> [WORK TO BE COMPLETED] Assemble all lines in which the string "from" appears.

> [ENTRIES SUPPLIED]
— begin —
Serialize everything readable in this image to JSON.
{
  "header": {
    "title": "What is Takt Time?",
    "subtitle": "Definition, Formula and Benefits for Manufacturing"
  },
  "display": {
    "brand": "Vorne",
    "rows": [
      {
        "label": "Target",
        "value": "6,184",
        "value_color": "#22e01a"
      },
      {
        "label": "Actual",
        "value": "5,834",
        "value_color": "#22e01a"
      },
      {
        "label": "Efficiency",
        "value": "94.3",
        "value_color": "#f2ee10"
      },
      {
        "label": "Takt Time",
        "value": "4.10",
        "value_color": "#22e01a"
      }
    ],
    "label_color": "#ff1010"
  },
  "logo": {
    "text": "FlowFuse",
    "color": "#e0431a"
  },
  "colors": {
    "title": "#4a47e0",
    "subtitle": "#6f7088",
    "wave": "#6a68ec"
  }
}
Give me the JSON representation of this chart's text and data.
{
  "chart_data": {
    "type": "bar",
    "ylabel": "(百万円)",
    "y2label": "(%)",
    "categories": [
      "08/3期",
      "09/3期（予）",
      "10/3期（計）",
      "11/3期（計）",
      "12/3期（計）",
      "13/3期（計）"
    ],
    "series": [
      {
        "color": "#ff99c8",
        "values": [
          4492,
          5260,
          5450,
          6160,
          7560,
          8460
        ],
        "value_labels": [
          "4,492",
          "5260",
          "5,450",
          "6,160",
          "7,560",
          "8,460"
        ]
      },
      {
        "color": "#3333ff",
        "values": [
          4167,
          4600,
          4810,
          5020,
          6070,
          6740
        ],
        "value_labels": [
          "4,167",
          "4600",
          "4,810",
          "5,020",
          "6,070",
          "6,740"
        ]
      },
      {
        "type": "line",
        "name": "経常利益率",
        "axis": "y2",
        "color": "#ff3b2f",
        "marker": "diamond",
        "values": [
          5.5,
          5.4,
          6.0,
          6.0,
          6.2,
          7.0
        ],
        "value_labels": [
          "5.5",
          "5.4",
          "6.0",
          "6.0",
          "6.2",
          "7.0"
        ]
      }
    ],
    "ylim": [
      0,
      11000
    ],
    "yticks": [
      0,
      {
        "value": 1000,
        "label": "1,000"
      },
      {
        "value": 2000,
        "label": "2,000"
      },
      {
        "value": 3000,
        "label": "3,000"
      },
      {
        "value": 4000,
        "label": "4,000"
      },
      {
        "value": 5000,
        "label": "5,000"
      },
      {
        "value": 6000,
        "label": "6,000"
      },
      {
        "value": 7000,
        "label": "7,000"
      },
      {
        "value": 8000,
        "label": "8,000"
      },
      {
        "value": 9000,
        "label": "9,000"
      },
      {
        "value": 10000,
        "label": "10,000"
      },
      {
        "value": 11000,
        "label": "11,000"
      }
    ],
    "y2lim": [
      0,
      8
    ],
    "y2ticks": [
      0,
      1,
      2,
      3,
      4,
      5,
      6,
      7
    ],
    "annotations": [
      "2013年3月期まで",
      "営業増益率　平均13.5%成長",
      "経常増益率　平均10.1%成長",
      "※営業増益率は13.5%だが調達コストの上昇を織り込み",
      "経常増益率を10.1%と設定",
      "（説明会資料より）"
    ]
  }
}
— end —
— begin —
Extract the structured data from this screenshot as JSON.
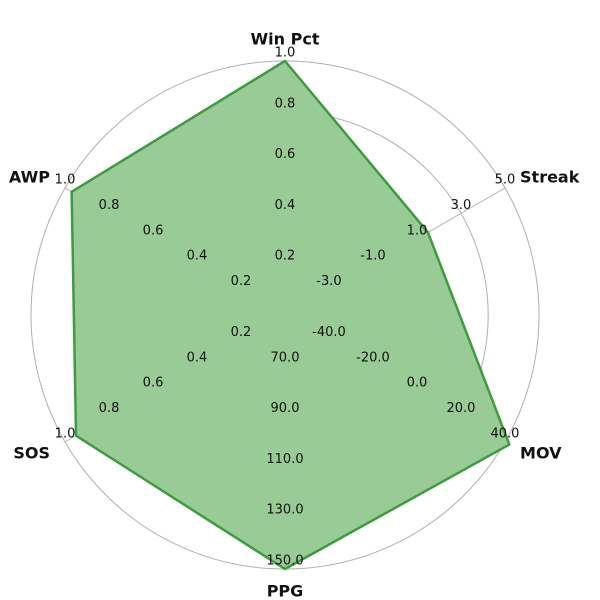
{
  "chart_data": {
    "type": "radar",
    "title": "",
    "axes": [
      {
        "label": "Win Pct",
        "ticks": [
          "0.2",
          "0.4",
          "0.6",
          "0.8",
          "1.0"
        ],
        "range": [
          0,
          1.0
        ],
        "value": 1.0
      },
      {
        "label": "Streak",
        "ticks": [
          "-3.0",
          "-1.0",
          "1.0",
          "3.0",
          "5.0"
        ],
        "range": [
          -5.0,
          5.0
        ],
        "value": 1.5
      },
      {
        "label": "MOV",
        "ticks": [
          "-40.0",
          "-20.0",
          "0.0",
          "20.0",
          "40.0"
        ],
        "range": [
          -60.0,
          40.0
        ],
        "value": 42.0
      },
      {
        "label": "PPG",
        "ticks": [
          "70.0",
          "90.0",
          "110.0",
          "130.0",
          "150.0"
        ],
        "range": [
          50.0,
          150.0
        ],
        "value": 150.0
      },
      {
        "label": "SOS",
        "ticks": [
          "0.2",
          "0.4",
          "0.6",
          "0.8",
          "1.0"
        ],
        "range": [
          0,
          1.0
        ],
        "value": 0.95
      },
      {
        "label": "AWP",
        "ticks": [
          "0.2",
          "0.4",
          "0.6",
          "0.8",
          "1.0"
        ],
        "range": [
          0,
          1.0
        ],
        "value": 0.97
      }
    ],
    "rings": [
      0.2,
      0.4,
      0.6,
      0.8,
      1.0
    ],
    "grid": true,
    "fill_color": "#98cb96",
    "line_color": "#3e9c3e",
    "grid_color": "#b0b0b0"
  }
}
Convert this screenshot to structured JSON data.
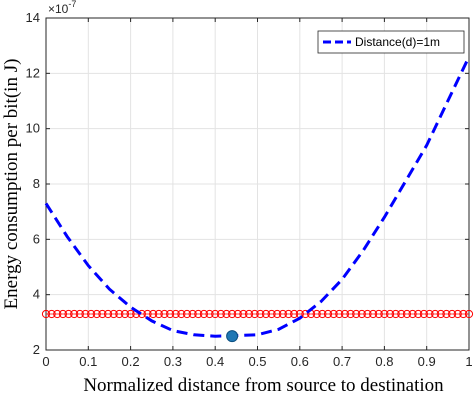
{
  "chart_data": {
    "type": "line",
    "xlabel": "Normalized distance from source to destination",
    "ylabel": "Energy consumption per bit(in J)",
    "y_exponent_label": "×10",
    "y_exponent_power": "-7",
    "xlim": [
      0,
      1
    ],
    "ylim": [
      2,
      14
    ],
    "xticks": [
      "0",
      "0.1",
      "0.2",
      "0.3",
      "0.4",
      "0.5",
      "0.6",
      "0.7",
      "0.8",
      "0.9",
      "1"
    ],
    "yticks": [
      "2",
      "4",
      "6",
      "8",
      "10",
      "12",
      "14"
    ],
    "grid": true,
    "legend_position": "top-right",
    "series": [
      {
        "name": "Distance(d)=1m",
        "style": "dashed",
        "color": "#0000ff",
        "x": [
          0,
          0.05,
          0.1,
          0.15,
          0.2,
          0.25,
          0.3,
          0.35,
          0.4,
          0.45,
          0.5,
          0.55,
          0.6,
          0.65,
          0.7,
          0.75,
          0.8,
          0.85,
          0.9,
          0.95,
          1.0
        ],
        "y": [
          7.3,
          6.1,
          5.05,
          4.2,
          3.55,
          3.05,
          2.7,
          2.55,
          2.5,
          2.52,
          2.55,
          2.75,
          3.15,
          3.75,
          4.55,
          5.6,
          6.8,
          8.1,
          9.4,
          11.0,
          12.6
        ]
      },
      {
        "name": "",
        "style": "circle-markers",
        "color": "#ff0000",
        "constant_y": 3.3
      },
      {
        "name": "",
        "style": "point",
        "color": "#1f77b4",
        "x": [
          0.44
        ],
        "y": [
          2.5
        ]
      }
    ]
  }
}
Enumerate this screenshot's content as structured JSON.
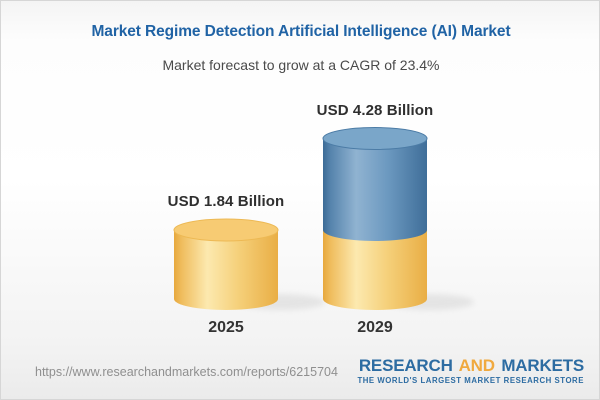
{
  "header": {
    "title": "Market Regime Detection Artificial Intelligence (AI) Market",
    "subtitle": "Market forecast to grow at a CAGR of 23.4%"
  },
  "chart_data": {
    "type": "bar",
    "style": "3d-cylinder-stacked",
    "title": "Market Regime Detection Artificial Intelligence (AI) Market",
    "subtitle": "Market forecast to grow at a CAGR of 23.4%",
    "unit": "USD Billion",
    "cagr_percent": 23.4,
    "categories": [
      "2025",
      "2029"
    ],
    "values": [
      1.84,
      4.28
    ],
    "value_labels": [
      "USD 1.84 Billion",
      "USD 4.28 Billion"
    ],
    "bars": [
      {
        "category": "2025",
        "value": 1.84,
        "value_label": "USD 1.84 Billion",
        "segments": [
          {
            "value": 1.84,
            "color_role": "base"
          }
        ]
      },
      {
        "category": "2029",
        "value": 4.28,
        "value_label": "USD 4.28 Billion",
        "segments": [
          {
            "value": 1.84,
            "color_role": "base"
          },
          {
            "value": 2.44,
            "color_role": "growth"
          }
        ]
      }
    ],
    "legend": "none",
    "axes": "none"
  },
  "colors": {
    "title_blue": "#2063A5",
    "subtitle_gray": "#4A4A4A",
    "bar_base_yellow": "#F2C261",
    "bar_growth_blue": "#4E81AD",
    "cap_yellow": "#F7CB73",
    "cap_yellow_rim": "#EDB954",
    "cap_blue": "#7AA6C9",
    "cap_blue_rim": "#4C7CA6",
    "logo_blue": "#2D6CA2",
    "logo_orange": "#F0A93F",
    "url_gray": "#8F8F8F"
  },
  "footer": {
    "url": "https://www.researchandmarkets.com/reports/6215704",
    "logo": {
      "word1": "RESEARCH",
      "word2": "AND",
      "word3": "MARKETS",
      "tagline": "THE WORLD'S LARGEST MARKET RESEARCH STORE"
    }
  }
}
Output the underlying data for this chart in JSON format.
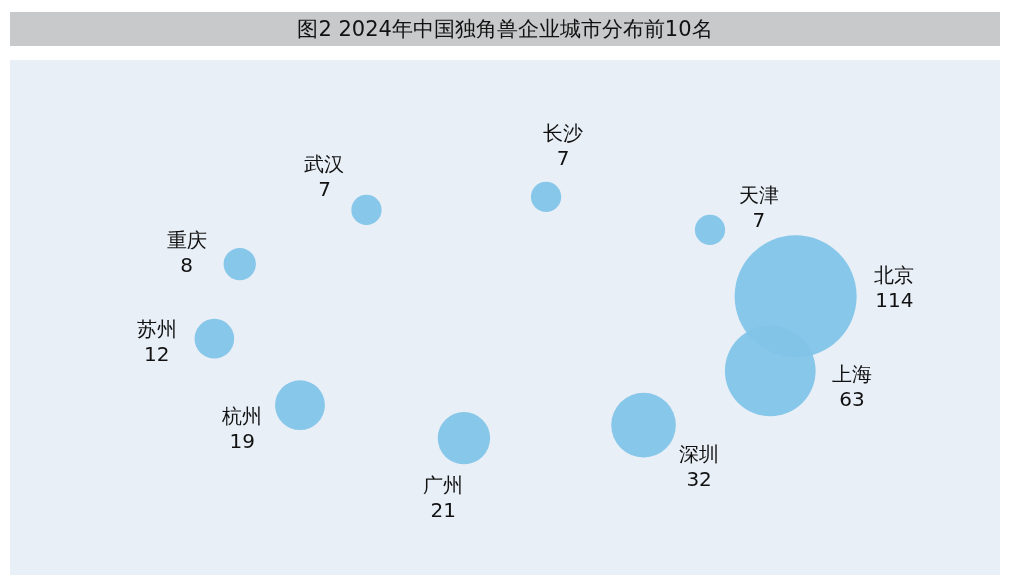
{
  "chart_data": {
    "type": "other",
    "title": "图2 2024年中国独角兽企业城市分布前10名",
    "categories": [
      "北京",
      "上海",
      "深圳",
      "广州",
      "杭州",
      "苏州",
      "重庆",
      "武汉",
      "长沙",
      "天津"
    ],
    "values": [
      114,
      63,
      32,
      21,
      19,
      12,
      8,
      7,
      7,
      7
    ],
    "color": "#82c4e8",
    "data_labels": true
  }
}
— end —
> [THE ANSWER]
Extract the structured data from this screenshot as JSON.
    "xlabel": "Normalized distance from source to destination",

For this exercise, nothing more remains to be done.